(Extracts from a graphics dataset)
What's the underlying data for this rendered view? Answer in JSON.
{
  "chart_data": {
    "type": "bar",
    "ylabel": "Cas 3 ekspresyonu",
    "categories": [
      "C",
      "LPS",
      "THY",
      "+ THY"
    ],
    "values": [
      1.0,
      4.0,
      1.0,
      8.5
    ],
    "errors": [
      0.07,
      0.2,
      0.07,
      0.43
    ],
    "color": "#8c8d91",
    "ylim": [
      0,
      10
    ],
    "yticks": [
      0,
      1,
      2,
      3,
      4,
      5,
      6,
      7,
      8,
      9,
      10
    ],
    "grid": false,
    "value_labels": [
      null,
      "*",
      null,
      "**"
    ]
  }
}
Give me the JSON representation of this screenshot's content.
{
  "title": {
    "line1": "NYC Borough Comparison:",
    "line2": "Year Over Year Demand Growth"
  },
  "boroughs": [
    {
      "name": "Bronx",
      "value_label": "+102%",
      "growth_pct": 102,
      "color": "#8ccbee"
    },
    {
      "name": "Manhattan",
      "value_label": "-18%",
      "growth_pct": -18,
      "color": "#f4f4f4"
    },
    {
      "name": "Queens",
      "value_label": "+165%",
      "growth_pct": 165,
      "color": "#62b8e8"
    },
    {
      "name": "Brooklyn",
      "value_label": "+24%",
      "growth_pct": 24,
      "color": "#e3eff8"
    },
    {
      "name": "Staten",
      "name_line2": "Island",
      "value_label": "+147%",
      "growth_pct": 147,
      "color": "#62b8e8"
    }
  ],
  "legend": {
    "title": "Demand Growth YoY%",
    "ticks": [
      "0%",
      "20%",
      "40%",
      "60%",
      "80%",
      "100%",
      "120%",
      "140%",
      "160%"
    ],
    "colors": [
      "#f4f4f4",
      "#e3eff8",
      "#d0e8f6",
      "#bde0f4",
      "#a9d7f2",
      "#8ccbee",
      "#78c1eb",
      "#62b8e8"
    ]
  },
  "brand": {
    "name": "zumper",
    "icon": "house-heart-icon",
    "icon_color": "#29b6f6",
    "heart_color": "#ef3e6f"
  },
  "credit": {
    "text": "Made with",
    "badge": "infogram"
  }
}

● The problem
Every entry should be printed again exactly as written.

● Response to the exercise
What's the underlying data for this rendered view? Answer in JSON.
{
  "chart_data": {
    "type": "bar",
    "ylabel": "Cas 3 ekspresyonu",
    "categories": [
      "C",
      "LPS",
      "THY",
      "+ THY"
    ],
    "values": [
      1.0,
      4.0,
      1.0,
      8.5
    ],
    "errors": [
      0.07,
      0.2,
      0.07,
      0.43
    ],
    "color": "#8c8d91",
    "ylim": [
      0,
      10
    ],
    "yticks": [
      0,
      1,
      2,
      3,
      4,
      5,
      6,
      7,
      8,
      9,
      10
    ],
    "grid": false,
    "value_labels": [
      null,
      "*",
      null,
      "**"
    ]
  }
}
Give me the JSON representation of this screenshot's content.
{
  "title": {
    "line1": "NYC Borough Comparison:",
    "line2": "Year Over Year Demand Growth"
  },
  "boroughs": [
    {
      "name": "Bronx",
      "value_label": "+102%",
      "growth_pct": 102,
      "color": "#8ccbee"
    },
    {
      "name": "Manhattan",
      "value_label": "-18%",
      "growth_pct": -18,
      "color": "#f4f4f4"
    },
    {
      "name": "Queens",
      "value_label": "+165%",
      "growth_pct": 165,
      "color": "#62b8e8"
    },
    {
      "name": "Brooklyn",
      "value_label": "+24%",
      "growth_pct": 24,
      "color": "#e3eff8"
    },
    {
      "name": "Staten",
      "name_line2": "Island",
      "value_label": "+147%",
      "growth_pct": 147,
      "color": "#62b8e8"
    }
  ],
  "legend": {
    "title": "Demand Growth YoY%",
    "ticks": [
      "0%",
      "20%",
      "40%",
      "60%",
      "80%",
      "100%",
      "120%",
      "140%",
      "160%"
    ],
    "colors": [
      "#f4f4f4",
      "#e3eff8",
      "#d0e8f6",
      "#bde0f4",
      "#a9d7f2",
      "#8ccbee",
      "#78c1eb",
      "#62b8e8"
    ]
  },
  "brand": {
    "name": "zumper",
    "icon": "house-heart-icon",
    "icon_color": "#29b6f6",
    "heart_color": "#ef3e6f"
  },
  "credit": {
    "text": "Made with",
    "badge": "infogram"
  }
}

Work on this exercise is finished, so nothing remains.